### Problem details
Reproduce all of the records exactly.

### Dataset excerpts

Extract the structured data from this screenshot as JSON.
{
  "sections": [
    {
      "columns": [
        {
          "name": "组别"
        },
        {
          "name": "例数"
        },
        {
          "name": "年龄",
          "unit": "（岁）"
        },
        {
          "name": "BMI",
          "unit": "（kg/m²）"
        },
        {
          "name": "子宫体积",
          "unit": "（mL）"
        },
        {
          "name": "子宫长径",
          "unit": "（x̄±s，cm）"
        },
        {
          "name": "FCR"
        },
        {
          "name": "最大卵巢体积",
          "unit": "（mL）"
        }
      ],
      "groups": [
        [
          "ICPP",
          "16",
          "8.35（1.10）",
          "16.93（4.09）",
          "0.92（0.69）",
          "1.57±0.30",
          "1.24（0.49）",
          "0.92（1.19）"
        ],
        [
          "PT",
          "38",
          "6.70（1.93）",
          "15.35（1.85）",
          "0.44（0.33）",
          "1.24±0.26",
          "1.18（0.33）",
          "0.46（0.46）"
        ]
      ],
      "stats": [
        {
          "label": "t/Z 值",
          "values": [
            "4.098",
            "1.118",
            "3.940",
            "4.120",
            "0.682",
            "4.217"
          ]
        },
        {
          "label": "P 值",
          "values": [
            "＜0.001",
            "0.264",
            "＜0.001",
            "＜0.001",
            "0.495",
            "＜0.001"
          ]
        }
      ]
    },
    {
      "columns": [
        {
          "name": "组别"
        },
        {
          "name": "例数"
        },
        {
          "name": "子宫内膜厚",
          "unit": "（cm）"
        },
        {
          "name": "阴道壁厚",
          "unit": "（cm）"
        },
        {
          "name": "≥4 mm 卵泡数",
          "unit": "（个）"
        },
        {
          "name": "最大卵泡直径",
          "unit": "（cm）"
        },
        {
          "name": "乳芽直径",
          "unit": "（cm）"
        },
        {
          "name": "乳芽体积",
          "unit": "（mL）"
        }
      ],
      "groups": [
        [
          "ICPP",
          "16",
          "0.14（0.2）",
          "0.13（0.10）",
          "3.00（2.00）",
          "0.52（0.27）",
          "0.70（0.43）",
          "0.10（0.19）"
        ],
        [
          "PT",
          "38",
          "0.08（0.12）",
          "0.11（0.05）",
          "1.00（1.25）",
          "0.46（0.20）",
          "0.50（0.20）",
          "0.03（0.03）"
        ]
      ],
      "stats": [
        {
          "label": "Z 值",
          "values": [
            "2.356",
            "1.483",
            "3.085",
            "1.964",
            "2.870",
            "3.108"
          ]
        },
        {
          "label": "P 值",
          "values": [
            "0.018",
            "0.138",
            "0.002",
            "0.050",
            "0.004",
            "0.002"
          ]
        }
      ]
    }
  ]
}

### The answer
Extract the structured data from this screenshot as JSON.
{
  "sections": [
    {
      "columns": [
        {
          "name": "组别"
        },
        {
          "name": "例数"
        },
        {
          "name": "年龄",
          "unit": "（岁）"
        },
        {
          "name": "BMI",
          "unit": "（kg/m²）"
        },
        {
          "name": "子宫体积",
          "unit": "（mL）"
        },
        {
          "name": "子宫长径",
          "unit": "（x̄±s，cm）"
        },
        {
          "name": "FCR"
        },
        {
          "name": "最大卵巢体积",
          "unit": "（mL）"
        }
      ],
      "groups": [
        [
          "ICPP",
          "16",
          "8.35（1.10）",
          "16.93（4.09）",
          "0.92（0.69）",
          "1.57±0.30",
          "1.24（0.49）",
          "0.92（1.19）"
        ],
        [
          "PT",
          "38",
          "6.70（1.93）",
          "15.35（1.85）",
          "0.44（0.33）",
          "1.24±0.26",
          "1.18（0.33）",
          "0.46（0.46）"
        ]
      ],
      "stats": [
        {
          "label": "t/Z 值",
          "values": [
            "4.098",
            "1.118",
            "3.940",
            "4.120",
            "0.682",
            "4.217"
          ]
        },
        {
          "label": "P 值",
          "values": [
            "＜0.001",
            "0.264",
            "＜0.001",
            "＜0.001",
            "0.495",
            "＜0.001"
          ]
        }
      ]
    },
    {
      "columns": [
        {
          "name": "组别"
        },
        {
          "name": "例数"
        },
        {
          "name": "子宫内膜厚",
          "unit": "（cm）"
        },
        {
          "name": "阴道壁厚",
          "unit": "（cm）"
        },
        {
          "name": "≥4 mm 卵泡数",
          "unit": "（个）"
        },
        {
          "name": "最大卵泡直径",
          "unit": "（cm）"
        },
        {
          "name": "乳芽直径",
          "unit": "（cm）"
        },
        {
          "name": "乳芽体积",
          "unit": "（mL）"
        }
      ],
      "groups": [
        [
          "ICPP",
          "16",
          "0.14（0.2）",
          "0.13（0.10）",
          "3.00（2.00）",
          "0.52（0.27）",
          "0.70（0.43）",
          "0.10（0.19）"
        ],
        [
          "PT",
          "38",
          "0.08（0.12）",
          "0.11（0.05）",
          "1.00（1.25）",
          "0.46（0.20）",
          "0.50（0.20）",
          "0.03（0.03）"
        ]
      ],
      "stats": [
        {
          "label": "Z 值",
          "values": [
            "2.356",
            "1.483",
            "3.085",
            "1.964",
            "2.870",
            "3.108"
          ]
        },
        {
          "label": "P 值",
          "values": [
            "0.018",
            "0.138",
            "0.002",
            "0.050",
            "0.004",
            "0.002"
          ]
        }
      ]
    }
  ]
}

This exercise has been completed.